__Extracted records__

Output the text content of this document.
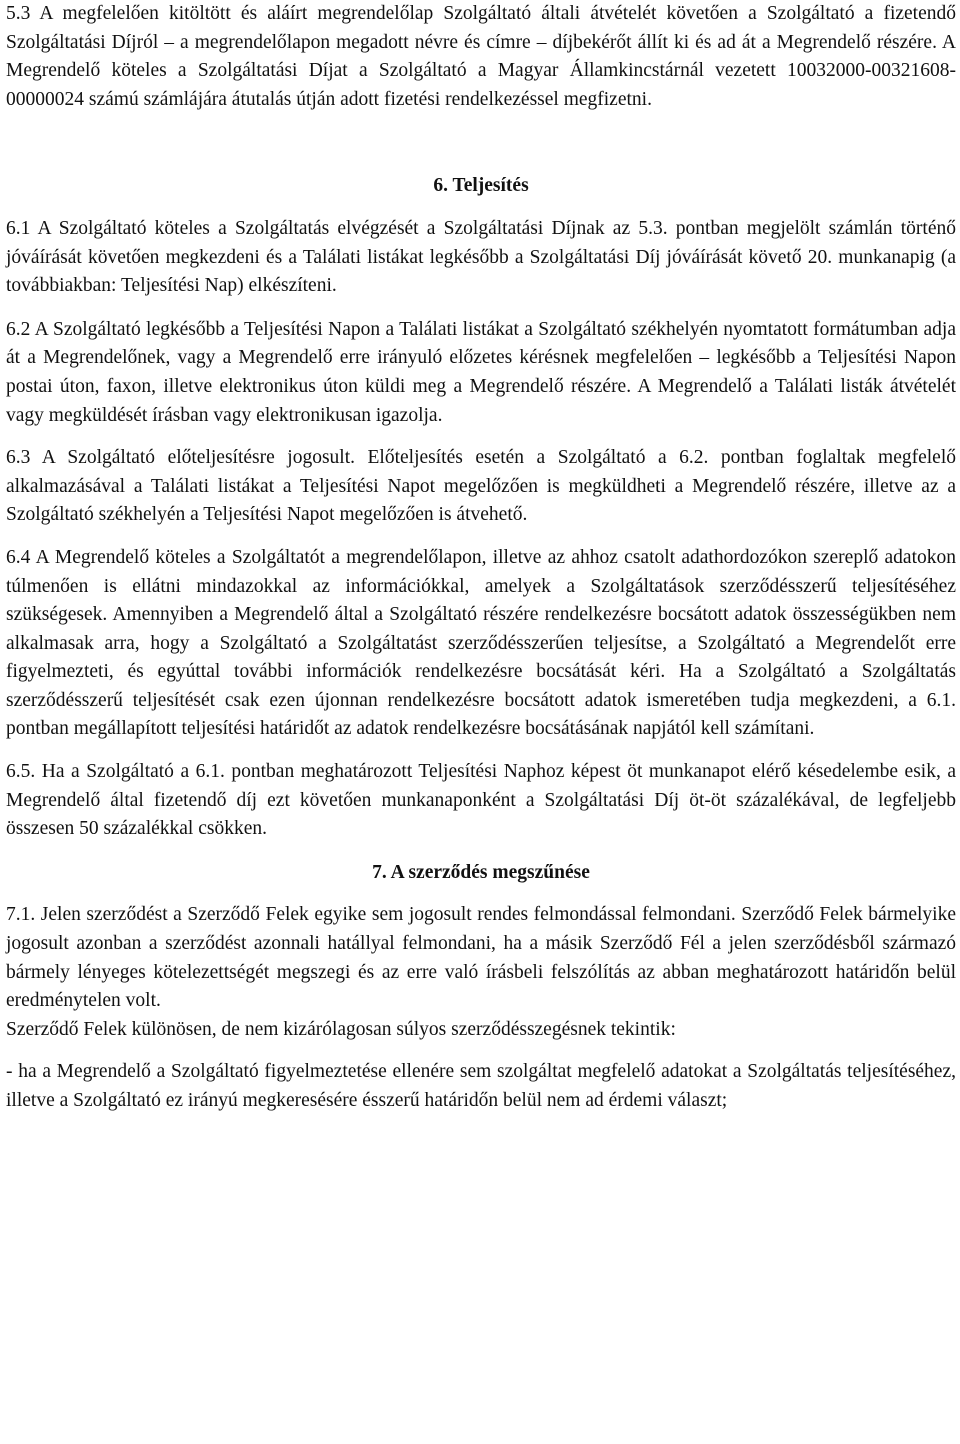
5.3 A megfelelően kitöltött és aláírt megrendelőlap Szolgáltató általi átvételét követően a Szolgáltató a fizetendő Szolgáltatási Díjról – a megrendelőlapon megadott névre és címre – díjbekérőt állít ki és ad át a Megrendelő részére. A Megrendelő köteles a Szolgáltatási Díjat a Szolgáltató a Magyar Államkincstárnál vezetett 10032000-00321608-00000024 számú számlájára átutalás útján adott fizetési rendelkezéssel megfizetni.

6. Teljesítés

6.1 A Szolgáltató köteles a Szolgáltatás elvégzését a Szolgáltatási Díjnak az 5.3. pontban megjelölt számlán történő jóváírását követően megkezdeni és a Találati listákat legkésőbb a Szolgáltatási Díj jóváírását követő 20. munkanapig (a továbbiakban: Teljesítési Nap) elkészíteni.

6.2 A Szolgáltató legkésőbb a Teljesítési Napon a Találati listákat a Szolgáltató székhelyén nyomtatott formátumban adja át a Megrendelőnek, vagy a Megrendelő erre irányuló előzetes kérésnek megfelelően – legkésőbb a Teljesítési Napon postai úton, faxon, illetve elektronikus úton küldi meg a Megrendelő részére. A Megrendelő a Találati listák átvételét vagy megküldését írásban vagy elektronikusan igazolja.

6.3 A Szolgáltató előteljesítésre jogosult. Előteljesítés esetén a Szolgáltató a 6.2. pontban foglaltak megfelelő alkalmazásával a Találati listákat a Teljesítési Napot megelőzően is megküldheti a Megrendelő részére, illetve az a Szolgáltató székhelyén a Teljesítési Napot megelőzően is átvehető.

6.4 A Megrendelő köteles a Szolgáltatót a megrendelőlapon, illetve az ahhoz csatolt adathordozókon szereplő adatokon túlmenően is ellátni mindazokkal az információkkal, amelyek a Szolgáltatások szerződésszerű teljesítéséhez szükségesek. Amennyiben a Megrendelő által a Szolgáltató részére rendelkezésre bocsátott adatok összességükben nem alkalmasak arra, hogy a Szolgáltató a Szolgáltatást szerződésszerűen teljesítse, a Szolgáltató a Megrendelőt erre figyelmezteti, és egyúttal további információk rendelkezésre bocsátását kéri. Ha a Szolgáltató a Szolgáltatás szerződésszerű teljesítését csak ezen újonnan rendelkezésre bocsátott adatok ismeretében tudja megkezdeni, a 6.1. pontban megállapított teljesítési határidőt az adatok rendelkezésre bocsátásának napjától kell számítani.

6.5. Ha a Szolgáltató a 6.1. pontban meghatározott Teljesítési Naphoz képest öt munkanapot elérő késedelembe esik, a Megrendelő által fizetendő díj ezt követően munkanaponként a Szolgáltatási Díj öt-öt százalékával, de legfeljebb összesen 50 százalékkal csökken.

7. A szerződés megszűnése

7.1. Jelen szerződést a Szerződő Felek egyike sem jogosult rendes felmondással felmondani. Szerződő Felek bármelyike jogosult azonban a szerződést azonnali hatállyal felmondani, ha a másik Szerződő Fél a jelen szerződésből származó bármely lényeges kötelezettségét megszegi és az erre való írásbeli felszólítás az abban meghatározott határidőn belül eredménytelen volt.

Szerződő Felek különösen, de nem kizárólagosan súlyos szerződésszegésnek tekintik:

- ha a Megrendelő a Szolgáltató figyelmeztetése ellenére sem szolgáltat megfelelő adatokat a Szolgáltatás teljesítéséhez, illetve a Szolgáltató ez irányú megkeresésére ésszerű határidőn belül nem ad érdemi választ;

__Work to be completed__
All the lines above are to be reproduced exactly, except the pictures.

__Full response__
Output the text content of this document.
5.3 A megfelelően kitöltött és aláírt megrendelőlap Szolgáltató általi átvételét követően a Szolgáltató a fizetendő Szolgáltatási Díjról – a megrendelőlapon megadott névre és címre – díjbekérőt állít ki és ad át a Megrendelő részére. A Megrendelő köteles a Szolgáltatási Díjat a Szolgáltató a Magyar Államkincstárnál vezetett 10032000-00321608-00000024 számú számlájára átutalás útján adott fizetési rendelkezéssel megfizetni.

6. Teljesítés

6.1 A Szolgáltató köteles a Szolgáltatás elvégzését a Szolgáltatási Díjnak az 5.3. pontban megjelölt számlán történő jóváírását követően megkezdeni és a Találati listákat legkésőbb a Szolgáltatási Díj jóváírását követő 20. munkanapig (a továbbiakban: Teljesítési Nap) elkészíteni.

6.2 A Szolgáltató legkésőbb a Teljesítési Napon a Találati listákat a Szolgáltató székhelyén nyomtatott formátumban adja át a Megrendelőnek, vagy a Megrendelő erre irányuló előzetes kérésnek megfelelően – legkésőbb a Teljesítési Napon postai úton, faxon, illetve elektronikus úton küldi meg a Megrendelő részére. A Megrendelő a Találati listák átvételét vagy megküldését írásban vagy elektronikusan igazolja.

6.3 A Szolgáltató előteljesítésre jogosult. Előteljesítés esetén a Szolgáltató a 6.2. pontban foglaltak megfelelő alkalmazásával a Találati listákat a Teljesítési Napot megelőzően is megküldheti a Megrendelő részére, illetve az a Szolgáltató székhelyén a Teljesítési Napot megelőzően is átvehető.

6.4 A Megrendelő köteles a Szolgáltatót a megrendelőlapon, illetve az ahhoz csatolt adathordozókon szereplő adatokon túlmenően is ellátni mindazokkal az információkkal, amelyek a Szolgáltatások szerződésszerű teljesítéséhez szükségesek. Amennyiben a Megrendelő által a Szolgáltató részére rendelkezésre bocsátott adatok összességükben nem alkalmasak arra, hogy a Szolgáltató a Szolgáltatást szerződésszerűen teljesítse, a Szolgáltató a Megrendelőt erre figyelmezteti, és egyúttal további információk rendelkezésre bocsátását kéri. Ha a Szolgáltató a Szolgáltatás szerződésszerű teljesítését csak ezen újonnan rendelkezésre bocsátott adatok ismeretében tudja megkezdeni, a 6.1. pontban megállapított teljesítési határidőt az adatok rendelkezésre bocsátásának napjától kell számítani.

6.5. Ha a Szolgáltató a 6.1. pontban meghatározott Teljesítési Naphoz képest öt munkanapot elérő késedelembe esik, a Megrendelő által fizetendő díj ezt követően munkanaponként a Szolgáltatási Díj öt-öt százalékával, de legfeljebb összesen 50 százalékkal csökken.

7. A szerződés megszűnése

7.1. Jelen szerződést a Szerződő Felek egyike sem jogosult rendes felmondással felmondani. Szerződő Felek bármelyike jogosult azonban a szerződést azonnali hatállyal felmondani, ha a másik Szerződő Fél a jelen szerződésből származó bármely lényeges kötelezettségét megszegi és az erre való írásbeli felszólítás az abban meghatározott határidőn belül eredménytelen volt.

Szerződő Felek különösen, de nem kizárólagosan súlyos szerződésszegésnek tekintik:

- ha a Megrendelő a Szolgáltató figyelmeztetése ellenére sem szolgáltat megfelelő adatokat a Szolgáltatás teljesítéséhez, illetve a Szolgáltató ez irányú megkeresésére ésszerű határidőn belül nem ad érdemi választ;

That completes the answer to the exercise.